> _Exercise directions_: Check each line of the listing below for the string "arcmin", and copy the ones that have it.
- - - - - - -
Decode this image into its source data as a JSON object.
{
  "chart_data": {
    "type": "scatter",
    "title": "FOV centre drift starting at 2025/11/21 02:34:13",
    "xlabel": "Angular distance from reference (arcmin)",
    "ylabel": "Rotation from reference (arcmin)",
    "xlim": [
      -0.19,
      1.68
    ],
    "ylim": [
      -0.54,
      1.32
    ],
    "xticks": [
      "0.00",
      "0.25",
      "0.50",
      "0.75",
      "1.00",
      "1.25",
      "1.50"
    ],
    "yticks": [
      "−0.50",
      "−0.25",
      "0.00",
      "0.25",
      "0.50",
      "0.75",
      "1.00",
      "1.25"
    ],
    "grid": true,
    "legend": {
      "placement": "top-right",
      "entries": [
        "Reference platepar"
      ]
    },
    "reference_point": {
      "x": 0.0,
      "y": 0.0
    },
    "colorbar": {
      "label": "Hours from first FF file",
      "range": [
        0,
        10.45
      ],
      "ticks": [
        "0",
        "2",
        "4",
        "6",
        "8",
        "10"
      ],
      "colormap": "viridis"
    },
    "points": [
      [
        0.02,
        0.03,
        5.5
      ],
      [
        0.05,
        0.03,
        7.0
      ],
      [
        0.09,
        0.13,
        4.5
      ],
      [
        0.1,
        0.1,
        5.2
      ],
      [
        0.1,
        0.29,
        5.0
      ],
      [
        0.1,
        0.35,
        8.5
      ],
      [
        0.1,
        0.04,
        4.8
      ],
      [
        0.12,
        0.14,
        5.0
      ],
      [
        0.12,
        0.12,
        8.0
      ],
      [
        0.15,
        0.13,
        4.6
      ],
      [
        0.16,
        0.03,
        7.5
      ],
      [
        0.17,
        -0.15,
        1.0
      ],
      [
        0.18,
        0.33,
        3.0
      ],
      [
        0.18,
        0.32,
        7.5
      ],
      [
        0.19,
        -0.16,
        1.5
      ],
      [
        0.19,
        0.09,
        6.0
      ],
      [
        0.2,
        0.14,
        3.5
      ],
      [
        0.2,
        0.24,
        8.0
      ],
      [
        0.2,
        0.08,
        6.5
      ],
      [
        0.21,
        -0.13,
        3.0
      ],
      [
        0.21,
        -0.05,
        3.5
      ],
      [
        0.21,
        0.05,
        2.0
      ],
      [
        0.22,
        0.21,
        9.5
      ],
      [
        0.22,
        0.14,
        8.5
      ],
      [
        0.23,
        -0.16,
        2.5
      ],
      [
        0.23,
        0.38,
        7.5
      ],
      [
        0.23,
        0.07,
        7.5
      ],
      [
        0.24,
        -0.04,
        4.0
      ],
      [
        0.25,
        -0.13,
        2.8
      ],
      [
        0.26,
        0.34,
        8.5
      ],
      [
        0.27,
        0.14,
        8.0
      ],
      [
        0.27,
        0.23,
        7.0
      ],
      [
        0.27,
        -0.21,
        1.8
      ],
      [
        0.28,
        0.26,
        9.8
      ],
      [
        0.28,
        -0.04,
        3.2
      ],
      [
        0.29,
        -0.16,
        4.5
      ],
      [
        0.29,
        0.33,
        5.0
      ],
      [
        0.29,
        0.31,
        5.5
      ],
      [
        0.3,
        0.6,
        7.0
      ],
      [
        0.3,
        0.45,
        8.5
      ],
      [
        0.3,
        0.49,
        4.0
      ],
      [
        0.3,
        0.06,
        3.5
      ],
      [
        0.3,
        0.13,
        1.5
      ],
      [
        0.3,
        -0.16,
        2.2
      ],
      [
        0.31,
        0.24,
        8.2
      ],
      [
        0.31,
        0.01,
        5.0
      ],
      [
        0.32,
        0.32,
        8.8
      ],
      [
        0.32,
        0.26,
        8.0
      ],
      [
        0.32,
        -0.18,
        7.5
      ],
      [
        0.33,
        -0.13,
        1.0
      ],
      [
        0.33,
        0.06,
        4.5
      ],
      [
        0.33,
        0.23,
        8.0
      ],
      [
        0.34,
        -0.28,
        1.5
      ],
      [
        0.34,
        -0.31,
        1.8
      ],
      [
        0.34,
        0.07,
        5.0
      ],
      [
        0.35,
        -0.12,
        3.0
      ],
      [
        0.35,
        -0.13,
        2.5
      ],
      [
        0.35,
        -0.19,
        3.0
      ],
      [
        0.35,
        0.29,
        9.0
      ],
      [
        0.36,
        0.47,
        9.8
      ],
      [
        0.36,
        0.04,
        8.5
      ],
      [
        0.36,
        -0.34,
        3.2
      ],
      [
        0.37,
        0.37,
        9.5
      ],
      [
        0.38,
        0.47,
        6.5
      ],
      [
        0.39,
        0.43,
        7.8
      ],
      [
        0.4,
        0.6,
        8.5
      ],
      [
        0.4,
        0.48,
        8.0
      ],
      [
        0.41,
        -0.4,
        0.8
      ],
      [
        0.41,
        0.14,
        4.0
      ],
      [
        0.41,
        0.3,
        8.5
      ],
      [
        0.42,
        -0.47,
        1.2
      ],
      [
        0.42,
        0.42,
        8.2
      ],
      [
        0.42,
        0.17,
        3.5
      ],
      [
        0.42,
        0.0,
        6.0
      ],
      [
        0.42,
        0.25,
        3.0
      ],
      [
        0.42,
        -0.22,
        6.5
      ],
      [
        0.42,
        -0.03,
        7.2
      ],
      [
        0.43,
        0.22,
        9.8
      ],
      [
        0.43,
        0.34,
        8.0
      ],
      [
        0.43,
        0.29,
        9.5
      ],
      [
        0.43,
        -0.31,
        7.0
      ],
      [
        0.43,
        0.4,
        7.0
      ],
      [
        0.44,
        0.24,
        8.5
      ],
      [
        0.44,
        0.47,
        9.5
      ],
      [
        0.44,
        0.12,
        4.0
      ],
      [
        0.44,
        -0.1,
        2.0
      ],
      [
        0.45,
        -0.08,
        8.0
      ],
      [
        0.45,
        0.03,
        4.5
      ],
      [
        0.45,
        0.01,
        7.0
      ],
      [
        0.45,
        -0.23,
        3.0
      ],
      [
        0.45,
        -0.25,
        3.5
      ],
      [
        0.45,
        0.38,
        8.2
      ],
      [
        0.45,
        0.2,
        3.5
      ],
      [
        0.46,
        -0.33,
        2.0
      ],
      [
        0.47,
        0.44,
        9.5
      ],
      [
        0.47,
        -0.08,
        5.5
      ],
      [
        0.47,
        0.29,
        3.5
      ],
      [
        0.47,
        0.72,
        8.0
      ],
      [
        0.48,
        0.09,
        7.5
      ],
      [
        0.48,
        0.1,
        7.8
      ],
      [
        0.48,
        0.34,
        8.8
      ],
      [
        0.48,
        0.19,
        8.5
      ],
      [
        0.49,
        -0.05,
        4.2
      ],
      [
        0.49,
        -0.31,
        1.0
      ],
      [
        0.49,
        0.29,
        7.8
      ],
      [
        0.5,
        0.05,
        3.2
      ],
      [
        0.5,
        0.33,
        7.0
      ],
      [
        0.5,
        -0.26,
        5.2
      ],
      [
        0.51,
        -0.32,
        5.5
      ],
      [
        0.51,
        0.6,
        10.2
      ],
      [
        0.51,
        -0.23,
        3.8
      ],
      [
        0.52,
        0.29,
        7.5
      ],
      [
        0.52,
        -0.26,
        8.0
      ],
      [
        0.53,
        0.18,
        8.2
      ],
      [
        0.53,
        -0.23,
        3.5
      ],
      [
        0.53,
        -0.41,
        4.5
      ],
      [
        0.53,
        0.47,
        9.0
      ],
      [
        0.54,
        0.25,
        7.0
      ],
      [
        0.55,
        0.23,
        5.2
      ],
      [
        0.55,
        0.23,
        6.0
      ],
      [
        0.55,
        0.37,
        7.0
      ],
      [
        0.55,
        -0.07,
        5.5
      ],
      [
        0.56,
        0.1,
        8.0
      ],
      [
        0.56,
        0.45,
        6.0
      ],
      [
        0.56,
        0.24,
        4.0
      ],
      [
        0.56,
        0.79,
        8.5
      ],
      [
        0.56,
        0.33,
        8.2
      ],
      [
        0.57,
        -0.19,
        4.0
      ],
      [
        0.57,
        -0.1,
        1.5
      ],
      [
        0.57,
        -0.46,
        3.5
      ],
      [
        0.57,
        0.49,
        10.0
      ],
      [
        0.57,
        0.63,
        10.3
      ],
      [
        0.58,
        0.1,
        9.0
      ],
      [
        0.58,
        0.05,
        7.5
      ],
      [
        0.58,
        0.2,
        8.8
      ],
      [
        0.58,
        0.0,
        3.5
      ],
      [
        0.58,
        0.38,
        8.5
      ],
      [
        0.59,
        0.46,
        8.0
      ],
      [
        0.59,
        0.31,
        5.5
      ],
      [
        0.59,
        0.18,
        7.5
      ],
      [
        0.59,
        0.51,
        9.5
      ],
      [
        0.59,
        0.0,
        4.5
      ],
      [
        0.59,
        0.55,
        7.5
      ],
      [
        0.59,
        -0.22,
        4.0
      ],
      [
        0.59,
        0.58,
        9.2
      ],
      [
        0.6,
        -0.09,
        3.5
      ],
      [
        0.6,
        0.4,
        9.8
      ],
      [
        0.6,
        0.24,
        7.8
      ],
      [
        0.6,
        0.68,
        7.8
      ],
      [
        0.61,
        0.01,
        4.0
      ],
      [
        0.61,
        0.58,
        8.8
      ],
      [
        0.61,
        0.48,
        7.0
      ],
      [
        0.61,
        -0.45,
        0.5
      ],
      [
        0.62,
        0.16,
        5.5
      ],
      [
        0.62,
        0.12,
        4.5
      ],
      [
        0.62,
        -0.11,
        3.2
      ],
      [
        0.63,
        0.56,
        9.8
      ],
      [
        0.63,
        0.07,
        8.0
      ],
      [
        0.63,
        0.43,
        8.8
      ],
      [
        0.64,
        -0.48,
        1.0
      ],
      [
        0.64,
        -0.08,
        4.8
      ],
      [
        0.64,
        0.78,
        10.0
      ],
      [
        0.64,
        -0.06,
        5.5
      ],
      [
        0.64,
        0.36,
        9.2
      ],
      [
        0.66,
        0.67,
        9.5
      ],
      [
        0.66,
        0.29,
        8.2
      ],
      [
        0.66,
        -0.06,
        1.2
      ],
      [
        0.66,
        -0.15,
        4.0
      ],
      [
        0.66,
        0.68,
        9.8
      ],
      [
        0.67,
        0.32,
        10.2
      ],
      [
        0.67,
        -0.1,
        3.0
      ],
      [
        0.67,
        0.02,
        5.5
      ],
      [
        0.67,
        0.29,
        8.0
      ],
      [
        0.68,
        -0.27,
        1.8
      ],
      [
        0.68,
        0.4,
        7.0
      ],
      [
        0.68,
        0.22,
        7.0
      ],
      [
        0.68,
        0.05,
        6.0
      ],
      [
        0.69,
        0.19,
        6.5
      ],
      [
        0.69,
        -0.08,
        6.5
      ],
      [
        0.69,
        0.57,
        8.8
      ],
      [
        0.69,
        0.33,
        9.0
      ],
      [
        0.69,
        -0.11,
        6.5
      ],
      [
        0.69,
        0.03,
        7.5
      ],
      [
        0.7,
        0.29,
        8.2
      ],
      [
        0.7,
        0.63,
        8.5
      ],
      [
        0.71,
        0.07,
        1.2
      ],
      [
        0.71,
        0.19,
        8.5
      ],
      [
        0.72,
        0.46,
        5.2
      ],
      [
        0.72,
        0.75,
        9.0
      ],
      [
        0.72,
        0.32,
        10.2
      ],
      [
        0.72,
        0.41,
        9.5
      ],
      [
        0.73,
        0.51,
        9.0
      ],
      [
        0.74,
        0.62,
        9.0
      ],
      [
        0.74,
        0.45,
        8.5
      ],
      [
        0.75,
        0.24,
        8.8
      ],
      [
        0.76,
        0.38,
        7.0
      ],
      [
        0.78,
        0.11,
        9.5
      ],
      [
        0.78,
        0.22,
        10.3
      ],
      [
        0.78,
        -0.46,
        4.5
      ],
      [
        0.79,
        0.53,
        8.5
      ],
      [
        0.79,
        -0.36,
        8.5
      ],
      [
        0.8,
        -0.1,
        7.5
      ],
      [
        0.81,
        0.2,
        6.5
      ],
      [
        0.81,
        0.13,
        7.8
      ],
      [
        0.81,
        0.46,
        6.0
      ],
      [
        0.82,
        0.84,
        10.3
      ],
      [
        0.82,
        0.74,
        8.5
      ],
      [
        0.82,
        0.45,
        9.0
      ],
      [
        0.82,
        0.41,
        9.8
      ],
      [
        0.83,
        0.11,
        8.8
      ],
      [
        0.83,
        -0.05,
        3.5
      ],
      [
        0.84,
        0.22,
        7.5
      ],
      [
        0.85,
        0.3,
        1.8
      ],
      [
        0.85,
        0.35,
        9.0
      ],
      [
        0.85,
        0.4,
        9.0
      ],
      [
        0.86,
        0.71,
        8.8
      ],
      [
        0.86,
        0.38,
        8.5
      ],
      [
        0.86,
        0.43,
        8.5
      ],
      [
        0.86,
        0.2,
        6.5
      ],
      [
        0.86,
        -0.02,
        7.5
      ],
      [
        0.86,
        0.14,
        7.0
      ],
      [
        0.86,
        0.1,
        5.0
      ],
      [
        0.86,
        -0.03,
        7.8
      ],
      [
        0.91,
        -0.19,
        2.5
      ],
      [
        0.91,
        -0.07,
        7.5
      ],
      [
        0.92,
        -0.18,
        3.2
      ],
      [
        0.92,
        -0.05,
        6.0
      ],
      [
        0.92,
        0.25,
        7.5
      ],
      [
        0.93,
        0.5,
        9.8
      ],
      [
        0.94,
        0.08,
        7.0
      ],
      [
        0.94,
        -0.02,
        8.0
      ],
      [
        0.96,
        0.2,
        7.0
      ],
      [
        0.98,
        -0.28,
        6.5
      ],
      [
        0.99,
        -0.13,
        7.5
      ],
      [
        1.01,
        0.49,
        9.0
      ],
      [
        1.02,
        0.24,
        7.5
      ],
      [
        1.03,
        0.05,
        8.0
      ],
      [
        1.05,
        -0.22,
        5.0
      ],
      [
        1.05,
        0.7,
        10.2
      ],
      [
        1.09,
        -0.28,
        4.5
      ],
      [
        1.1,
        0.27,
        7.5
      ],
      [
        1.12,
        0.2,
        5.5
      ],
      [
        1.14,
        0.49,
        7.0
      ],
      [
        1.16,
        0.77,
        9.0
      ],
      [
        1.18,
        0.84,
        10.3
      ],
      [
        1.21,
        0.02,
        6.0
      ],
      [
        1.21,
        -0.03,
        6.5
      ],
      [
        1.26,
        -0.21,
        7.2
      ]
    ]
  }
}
- - - - - - -
> _Exercise output_:
    "xlabel": "Angular distance from reference (arcmin)",
    "ylabel": "Rotation from reference (arcmin)",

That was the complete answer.